- Objective -
Can you rewrite every line of the data below with "walking distance" swapped for "short walk" and everything else left unchanged?

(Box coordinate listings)
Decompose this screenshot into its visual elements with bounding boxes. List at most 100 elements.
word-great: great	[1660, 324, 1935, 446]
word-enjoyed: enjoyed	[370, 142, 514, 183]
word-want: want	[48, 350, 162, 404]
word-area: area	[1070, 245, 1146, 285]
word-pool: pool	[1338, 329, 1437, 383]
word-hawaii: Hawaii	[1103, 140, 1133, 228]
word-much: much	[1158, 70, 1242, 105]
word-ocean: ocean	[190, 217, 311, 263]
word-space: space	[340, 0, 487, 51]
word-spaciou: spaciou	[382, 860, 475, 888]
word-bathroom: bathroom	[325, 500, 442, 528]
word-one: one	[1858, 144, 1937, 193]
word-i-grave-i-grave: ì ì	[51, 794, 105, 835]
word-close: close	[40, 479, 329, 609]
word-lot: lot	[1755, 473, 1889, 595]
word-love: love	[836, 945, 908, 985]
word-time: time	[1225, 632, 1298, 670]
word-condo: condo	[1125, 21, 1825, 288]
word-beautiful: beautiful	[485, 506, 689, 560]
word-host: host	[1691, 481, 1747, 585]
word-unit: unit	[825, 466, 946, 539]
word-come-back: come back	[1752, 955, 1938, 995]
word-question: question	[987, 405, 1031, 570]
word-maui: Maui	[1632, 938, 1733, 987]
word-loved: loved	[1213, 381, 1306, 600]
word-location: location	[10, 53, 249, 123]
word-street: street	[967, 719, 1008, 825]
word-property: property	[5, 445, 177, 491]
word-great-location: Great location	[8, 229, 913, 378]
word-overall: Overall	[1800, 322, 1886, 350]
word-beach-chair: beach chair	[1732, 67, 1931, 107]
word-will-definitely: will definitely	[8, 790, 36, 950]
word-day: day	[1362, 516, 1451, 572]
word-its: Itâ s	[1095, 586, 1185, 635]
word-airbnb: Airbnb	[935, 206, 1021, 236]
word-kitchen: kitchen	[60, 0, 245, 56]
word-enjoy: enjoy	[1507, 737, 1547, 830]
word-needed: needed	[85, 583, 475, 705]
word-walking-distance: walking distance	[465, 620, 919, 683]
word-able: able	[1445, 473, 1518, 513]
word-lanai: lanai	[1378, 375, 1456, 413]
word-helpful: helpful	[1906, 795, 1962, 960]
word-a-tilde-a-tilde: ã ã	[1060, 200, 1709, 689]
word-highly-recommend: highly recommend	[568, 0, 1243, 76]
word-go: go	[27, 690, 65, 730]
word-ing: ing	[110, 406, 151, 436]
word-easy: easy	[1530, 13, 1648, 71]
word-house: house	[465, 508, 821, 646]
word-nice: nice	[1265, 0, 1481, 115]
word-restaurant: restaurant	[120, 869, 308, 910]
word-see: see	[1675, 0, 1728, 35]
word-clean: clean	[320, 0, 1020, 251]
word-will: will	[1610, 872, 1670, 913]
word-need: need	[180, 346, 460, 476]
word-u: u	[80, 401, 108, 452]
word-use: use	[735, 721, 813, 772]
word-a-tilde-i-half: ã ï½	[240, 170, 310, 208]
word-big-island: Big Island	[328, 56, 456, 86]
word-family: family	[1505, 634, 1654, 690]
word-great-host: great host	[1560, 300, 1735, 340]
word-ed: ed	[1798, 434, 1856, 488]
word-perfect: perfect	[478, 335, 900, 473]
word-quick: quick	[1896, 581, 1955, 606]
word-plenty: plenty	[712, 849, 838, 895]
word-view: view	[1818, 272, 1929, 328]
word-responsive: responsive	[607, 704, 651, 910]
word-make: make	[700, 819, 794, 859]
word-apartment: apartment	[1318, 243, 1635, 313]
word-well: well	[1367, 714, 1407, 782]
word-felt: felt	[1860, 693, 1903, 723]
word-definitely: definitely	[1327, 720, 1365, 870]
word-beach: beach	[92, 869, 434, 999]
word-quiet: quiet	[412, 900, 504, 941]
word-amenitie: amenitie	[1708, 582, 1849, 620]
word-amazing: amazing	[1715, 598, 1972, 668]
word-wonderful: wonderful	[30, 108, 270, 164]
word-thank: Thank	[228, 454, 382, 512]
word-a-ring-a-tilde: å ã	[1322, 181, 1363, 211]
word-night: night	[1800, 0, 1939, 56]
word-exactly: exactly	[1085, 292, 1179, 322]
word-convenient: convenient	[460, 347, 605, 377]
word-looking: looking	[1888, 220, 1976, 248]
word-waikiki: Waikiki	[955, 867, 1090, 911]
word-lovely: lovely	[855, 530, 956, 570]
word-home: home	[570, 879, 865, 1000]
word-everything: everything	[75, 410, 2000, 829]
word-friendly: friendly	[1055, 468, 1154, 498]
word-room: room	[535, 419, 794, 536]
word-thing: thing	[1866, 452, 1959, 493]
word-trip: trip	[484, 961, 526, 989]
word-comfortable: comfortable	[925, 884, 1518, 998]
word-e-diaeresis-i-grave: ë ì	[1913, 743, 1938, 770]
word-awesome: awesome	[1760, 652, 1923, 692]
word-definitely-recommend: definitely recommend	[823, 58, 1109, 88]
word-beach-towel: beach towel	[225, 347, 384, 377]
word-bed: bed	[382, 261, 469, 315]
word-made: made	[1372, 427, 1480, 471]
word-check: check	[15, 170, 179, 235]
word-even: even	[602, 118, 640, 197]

- Answer to this exercise -
Decompose this screenshot into its visual elements with bounding boxes. List at most 100 elements.
word-great: great	[1660, 324, 1935, 446]
word-enjoyed: enjoyed	[370, 142, 514, 183]
word-want: want	[48, 350, 162, 404]
word-area: area	[1070, 245, 1146, 285]
word-pool: pool	[1338, 329, 1437, 383]
word-hawaii: Hawaii	[1103, 140, 1133, 228]
word-much: much	[1158, 70, 1242, 105]
word-ocean: ocean	[190, 217, 311, 263]
word-space: space	[340, 0, 487, 51]
word-spaciou: spaciou	[382, 860, 475, 888]
word-bathroom: bathroom	[325, 500, 442, 528]
word-one: one	[1858, 144, 1937, 193]
word-i-grave-i-grave: ì ì	[51, 794, 105, 835]
word-close: close	[40, 479, 329, 609]
word-lot: lot	[1755, 473, 1889, 595]
word-love: love	[836, 945, 908, 985]
word-time: time	[1225, 632, 1298, 670]
word-condo: condo	[1125, 21, 1825, 288]
word-beautiful: beautiful	[485, 506, 689, 560]
word-host: host	[1691, 481, 1747, 585]
word-unit: unit	[825, 466, 946, 539]
word-come-back: come back	[1752, 955, 1938, 995]
word-question: question	[987, 405, 1031, 570]
word-maui: Maui	[1632, 938, 1733, 987]
word-loved: loved	[1213, 381, 1306, 600]
word-location: location	[10, 53, 249, 123]
word-street: street	[967, 719, 1008, 825]
word-property: property	[5, 445, 177, 491]
word-great-location: Great location	[8, 229, 913, 378]
word-overall: Overall	[1800, 322, 1886, 350]
word-beach-chair: beach chair	[1732, 67, 1931, 107]
word-will-definitely: will definitely	[8, 790, 36, 950]
word-day: day	[1362, 516, 1451, 572]
word-its: Itâ s	[1095, 586, 1185, 635]
word-airbnb: Airbnb	[935, 206, 1021, 236]
word-kitchen: kitchen	[60, 0, 245, 56]
word-enjoy: enjoy	[1507, 737, 1547, 830]
word-needed: needed	[85, 583, 475, 705]
word-walking-distance: short walk	[465, 620, 919, 683]
word-able: able	[1445, 473, 1518, 513]
word-lanai: lanai	[1378, 375, 1456, 413]
word-helpful: helpful	[1906, 795, 1962, 960]
word-a-tilde-a-tilde: ã ã	[1060, 200, 1709, 689]
word-highly-recommend: highly recommend	[568, 0, 1243, 76]
word-go: go	[27, 690, 65, 730]
word-ing: ing	[110, 406, 151, 436]
word-easy: easy	[1530, 13, 1648, 71]
word-house: house	[465, 508, 821, 646]
word-nice: nice	[1265, 0, 1481, 115]
word-restaurant: restaurant	[120, 869, 308, 910]
word-see: see	[1675, 0, 1728, 35]
word-clean: clean	[320, 0, 1020, 251]
word-will: will	[1610, 872, 1670, 913]
word-need: need	[180, 346, 460, 476]
word-u: u	[80, 401, 108, 452]
word-use: use	[735, 721, 813, 772]
word-a-tilde-i-half: ã ï½	[240, 170, 310, 208]
word-big-island: Big Island	[328, 56, 456, 86]
word-family: family	[1505, 634, 1654, 690]
word-great-host: great host	[1560, 300, 1735, 340]
word-ed: ed	[1798, 434, 1856, 488]
word-perfect: perfect	[478, 335, 900, 473]
word-quick: quick	[1896, 581, 1955, 606]
word-plenty: plenty	[712, 849, 838, 895]
word-view: view	[1818, 272, 1929, 328]
word-responsive: responsive	[607, 704, 651, 910]
word-make: make	[700, 819, 794, 859]
word-apartment: apartment	[1318, 243, 1635, 313]
word-well: well	[1367, 714, 1407, 782]
word-felt: felt	[1860, 693, 1903, 723]
word-definitely: definitely	[1327, 720, 1365, 870]
word-beach: beach	[92, 869, 434, 999]
word-quiet: quiet	[412, 900, 504, 941]
word-amenitie: amenitie	[1708, 582, 1849, 620]
word-amazing: amazing	[1715, 598, 1972, 668]
word-wonderful: wonderful	[30, 108, 270, 164]
word-thank: Thank	[228, 454, 382, 512]
word-a-ring-a-tilde: å ã	[1322, 181, 1363, 211]
word-night: night	[1800, 0, 1939, 56]
word-exactly: exactly	[1085, 292, 1179, 322]
word-convenient: convenient	[460, 347, 605, 377]
word-looking: looking	[1888, 220, 1976, 248]
word-waikiki: Waikiki	[955, 867, 1090, 911]
word-lovely: lovely	[855, 530, 956, 570]
word-home: home	[570, 879, 865, 1000]
word-everything: everything	[75, 410, 2000, 829]
word-friendly: friendly	[1055, 468, 1154, 498]
word-room: room	[535, 419, 794, 536]
word-thing: thing	[1866, 452, 1959, 493]
word-trip: trip	[484, 961, 526, 989]
word-comfortable: comfortable	[925, 884, 1518, 998]
word-e-diaeresis-i-grave: ë ì	[1913, 743, 1938, 770]
word-awesome: awesome	[1760, 652, 1923, 692]
word-definitely-recommend: definitely recommend	[823, 58, 1109, 88]
word-beach-towel: beach towel	[225, 347, 384, 377]
word-bed: bed	[382, 261, 469, 315]
word-made: made	[1372, 427, 1480, 471]
word-check: check	[15, 170, 179, 235]
word-even: even	[602, 118, 640, 197]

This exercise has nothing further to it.